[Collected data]
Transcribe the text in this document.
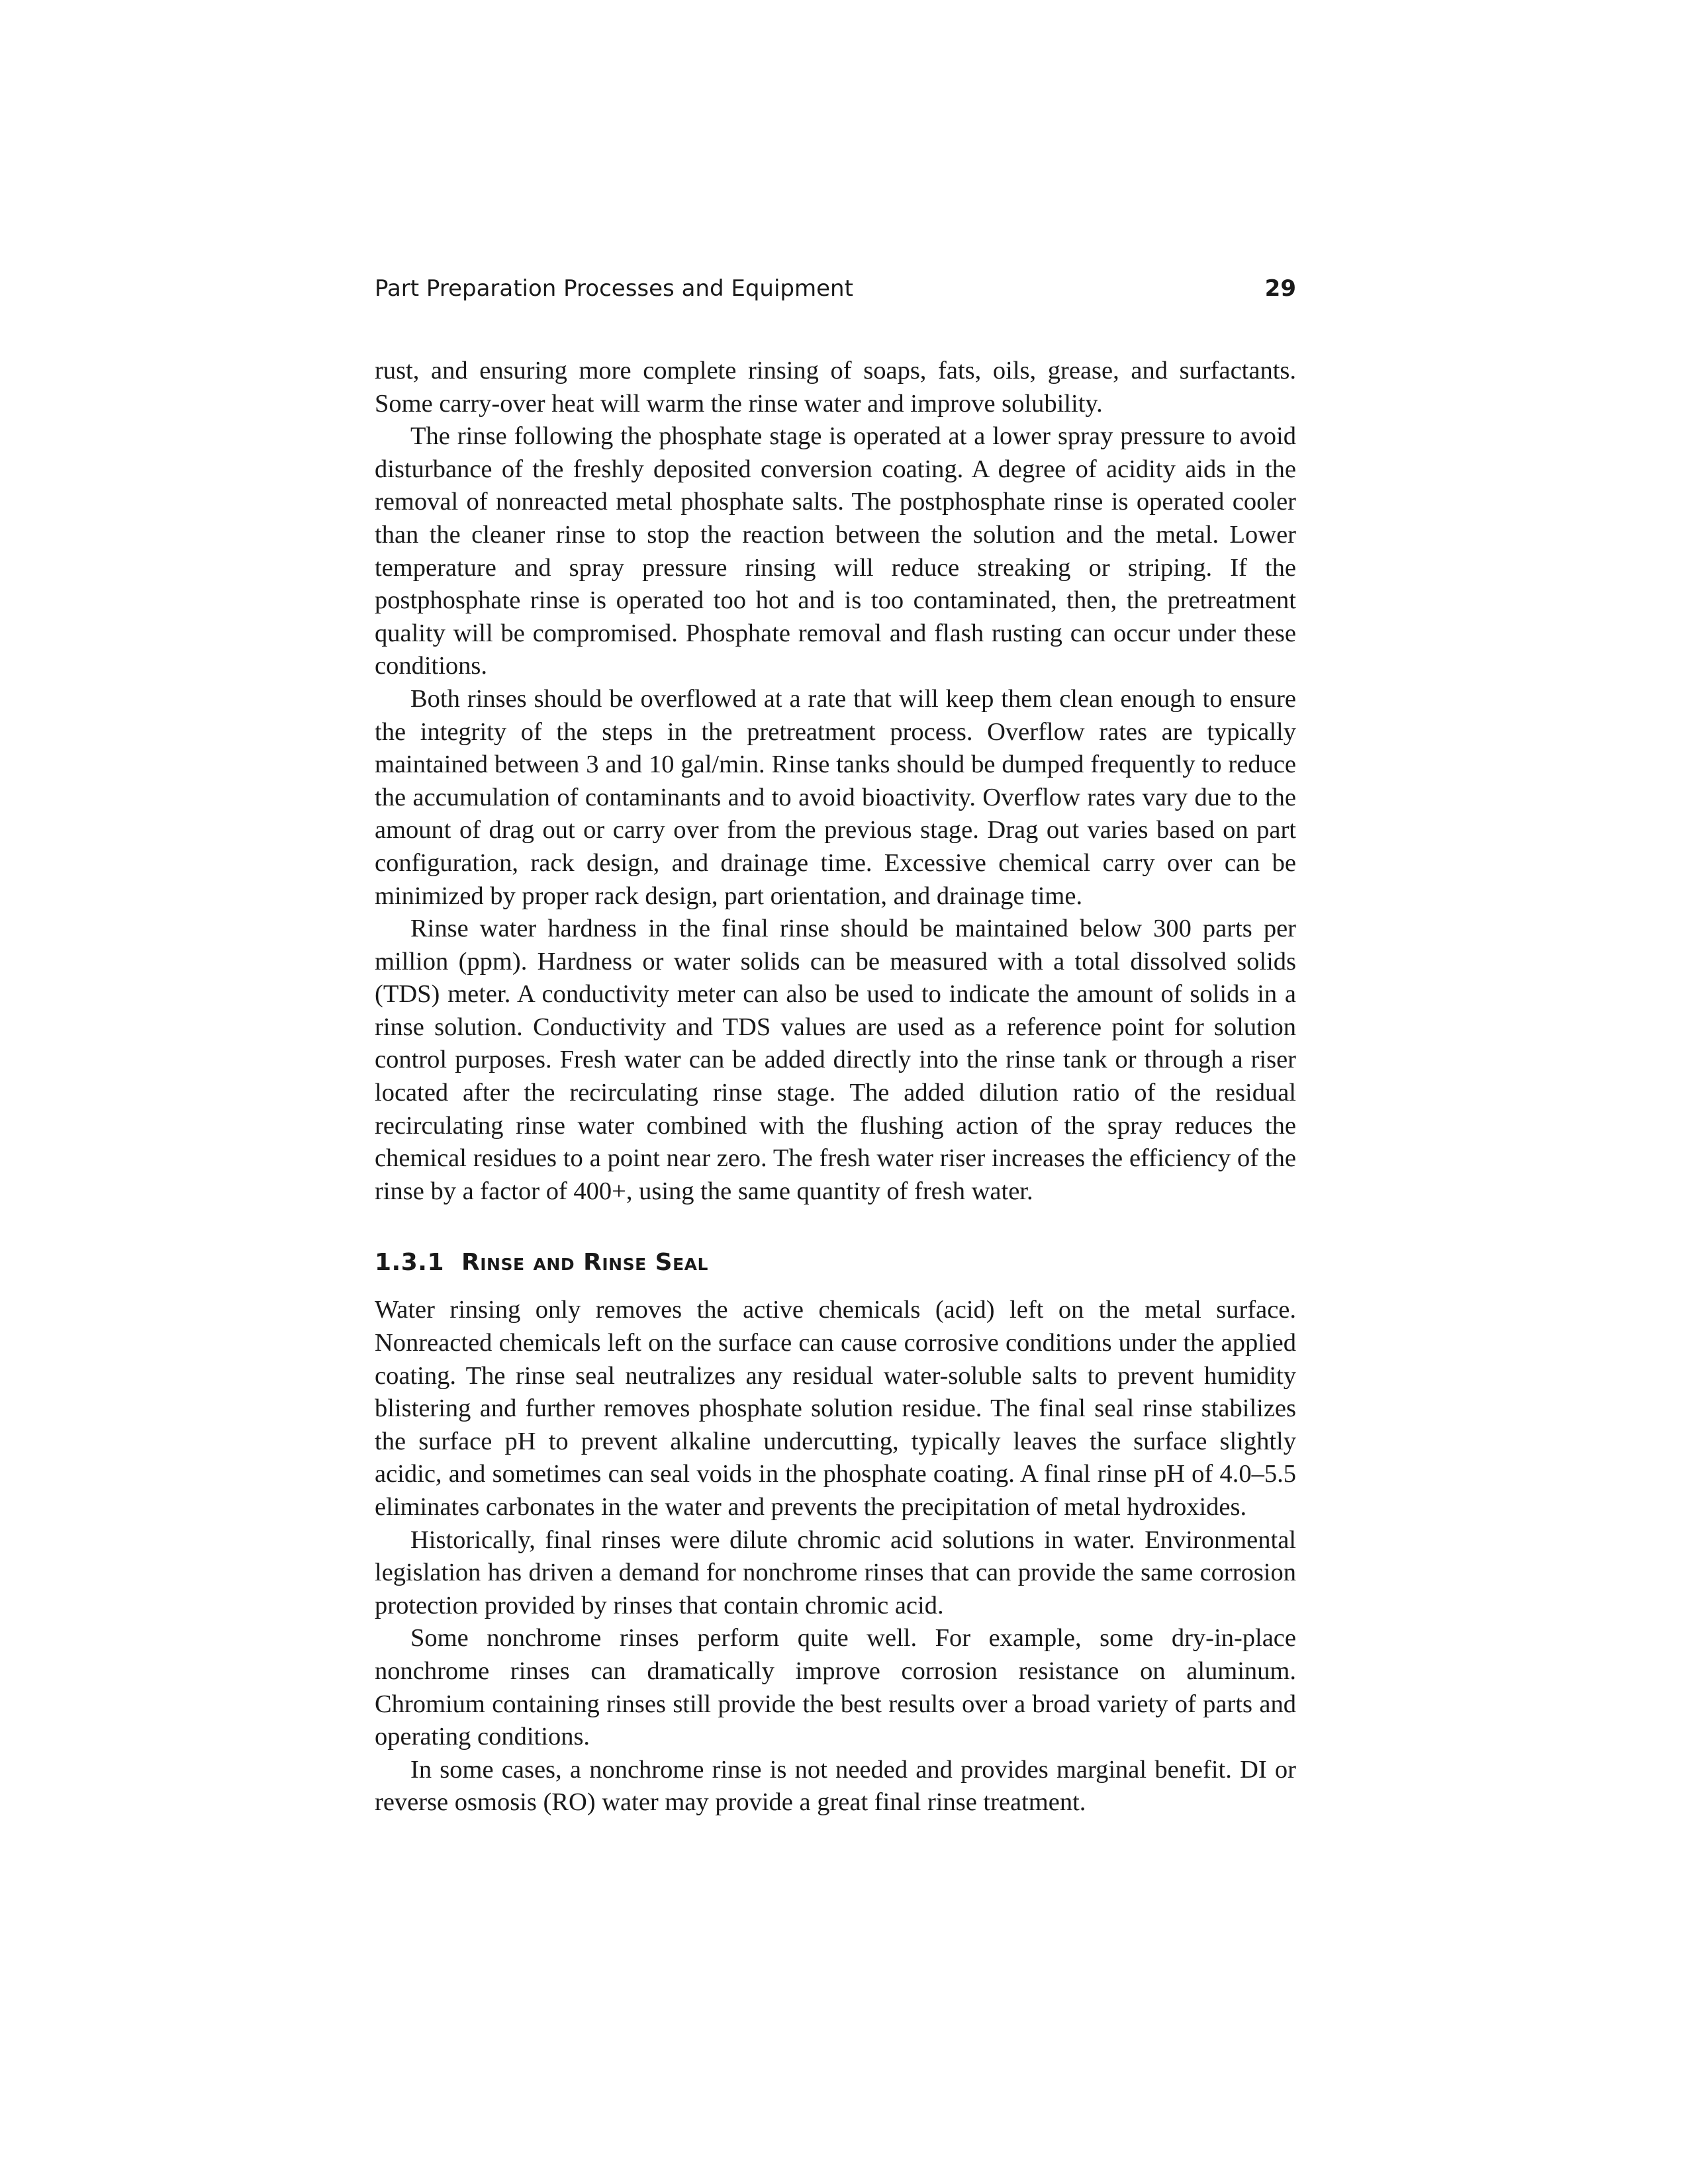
Part Preparation Processes and Equipment	29

rust, and ensuring more complete rinsing of soaps, fats, oils, grease, and surfactants. Some carry-over heat will warm the rinse water and improve solubility.

The rinse following the phosphate stage is operated at a lower spray pressure to avoid disturbance of the freshly deposited conversion coating. A degree of acidity aids in the removal of nonreacted metal phosphate salts. The postphosphate rinse is operated cooler than the cleaner rinse to stop the reaction between the solution and the metal. Lower temperature and spray pressure rinsing will reduce streaking or striping. If the postphosphate rinse is operated too hot and is too contaminated, then, the pretreatment quality will be compromised. Phosphate removal and flash rusting can occur under these conditions.

Both rinses should be overflowed at a rate that will keep them clean enough to ensure the integrity of the steps in the pretreatment process. Overflow rates are typically maintained between 3 and 10 gal/min. Rinse tanks should be dumped frequently to reduce the accumulation of contaminants and to avoid bioactivity. Overflow rates vary due to the amount of drag out or carry over from the previous stage. Drag out varies based on part configuration, rack design, and drainage time. Excessive chemical carry over can be minimized by proper rack design, part orientation, and drainage time.

Rinse water hardness in the final rinse should be maintained below 300 parts per million (ppm). Hardness or water solids can be measured with a total dissolved solids (TDS) meter. A conductivity meter can also be used to indicate the amount of solids in a rinse solution. Conductivity and TDS values are used as a reference point for solution control purposes. Fresh water can be added directly into the rinse tank or through a riser located after the recirculating rinse stage. The added dilution ratio of the residual recirculating rinse water combined with the flushing action of the spray reduces the chemical residues to a point near zero. The fresh water riser increases the efficiency of the rinse by a factor of 400+, using the same quantity of fresh water.

1.3.1 Rinse and Rinse Seal

Water rinsing only removes the active chemicals (acid) left on the metal surface. Nonreacted chemicals left on the surface can cause corrosive conditions under the applied coating. The rinse seal neutralizes any residual water-soluble salts to prevent humidity blistering and further removes phosphate solution residue. The final seal rinse stabilizes the surface pH to prevent alkaline undercutting, typically leaves the surface slightly acidic, and sometimes can seal voids in the phosphate coating. A final rinse pH of 4.0–5.5 eliminates carbonates in the water and prevents the precipitation of metal hydroxides.

Historically, final rinses were dilute chromic acid solutions in water. Environmental legislation has driven a demand for nonchrome rinses that can provide the same corrosion protection provided by rinses that contain chromic acid.

Some nonchrome rinses perform quite well. For example, some dry-in-place nonchrome rinses can dramatically improve corrosion resistance on aluminum. Chromium containing rinses still provide the best results over a broad variety of parts and operating conditions.

In some cases, a nonchrome rinse is not needed and provides marginal benefit. DI or reverse osmosis (RO) water may provide a great final rinse treatment.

§ What you need to do: Will you restate every entry word for word and omit the images?

§ Reply to the exercise:
Transcribe the text in this document.
Part Preparation Processes and Equipment	29

rust, and ensuring more complete rinsing of soaps, fats, oils, grease, and surfactants. Some carry-over heat will warm the rinse water and improve solubility.

The rinse following the phosphate stage is operated at a lower spray pressure to avoid disturbance of the freshly deposited conversion coating. A degree of acidity aids in the removal of nonreacted metal phosphate salts. The postphosphate rinse is operated cooler than the cleaner rinse to stop the reaction between the solution and the metal. Lower temperature and spray pressure rinsing will reduce streaking or striping. If the postphosphate rinse is operated too hot and is too contaminated, then, the pretreatment quality will be compromised. Phosphate removal and flash rusting can occur under these conditions.

Both rinses should be overflowed at a rate that will keep them clean enough to ensure the integrity of the steps in the pretreatment process. Overflow rates are typically maintained between 3 and 10 gal/min. Rinse tanks should be dumped frequently to reduce the accumulation of contaminants and to avoid bioactivity. Overflow rates vary due to the amount of drag out or carry over from the previous stage. Drag out varies based on part configuration, rack design, and drainage time. Excessive chemical carry over can be minimized by proper rack design, part orientation, and drainage time.

Rinse water hardness in the final rinse should be maintained below 300 parts per million (ppm). Hardness or water solids can be measured with a total dissolved solids (TDS) meter. A conductivity meter can also be used to indicate the amount of solids in a rinse solution. Conductivity and TDS values are used as a reference point for solution control purposes. Fresh water can be added directly into the rinse tank or through a riser located after the recirculating rinse stage. The added dilution ratio of the residual recirculating rinse water combined with the flushing action of the spray reduces the chemical residues to a point near zero. The fresh water riser increases the efficiency of the rinse by a factor of 400+, using the same quantity of fresh water.

1.3.1 Rinse and Rinse Seal

Water rinsing only removes the active chemicals (acid) left on the metal surface. Nonreacted chemicals left on the surface can cause corrosive conditions under the applied coating. The rinse seal neutralizes any residual water-soluble salts to prevent humidity blistering and further removes phosphate solution residue. The final seal rinse stabilizes the surface pH to prevent alkaline undercutting, typically leaves the surface slightly acidic, and sometimes can seal voids in the phosphate coating. A final rinse pH of 4.0–5.5 eliminates carbonates in the water and prevents the precipitation of metal hydroxides.

Historically, final rinses were dilute chromic acid solutions in water. Environmental legislation has driven a demand for nonchrome rinses that can provide the same corrosion protection provided by rinses that contain chromic acid.

Some nonchrome rinses perform quite well. For example, some dry-in-place nonchrome rinses can dramatically improve corrosion resistance on aluminum. Chromium containing rinses still provide the best results over a broad variety of parts and operating conditions.

In some cases, a nonchrome rinse is not needed and provides marginal benefit. DI or reverse osmosis (RO) water may provide a great final rinse treatment.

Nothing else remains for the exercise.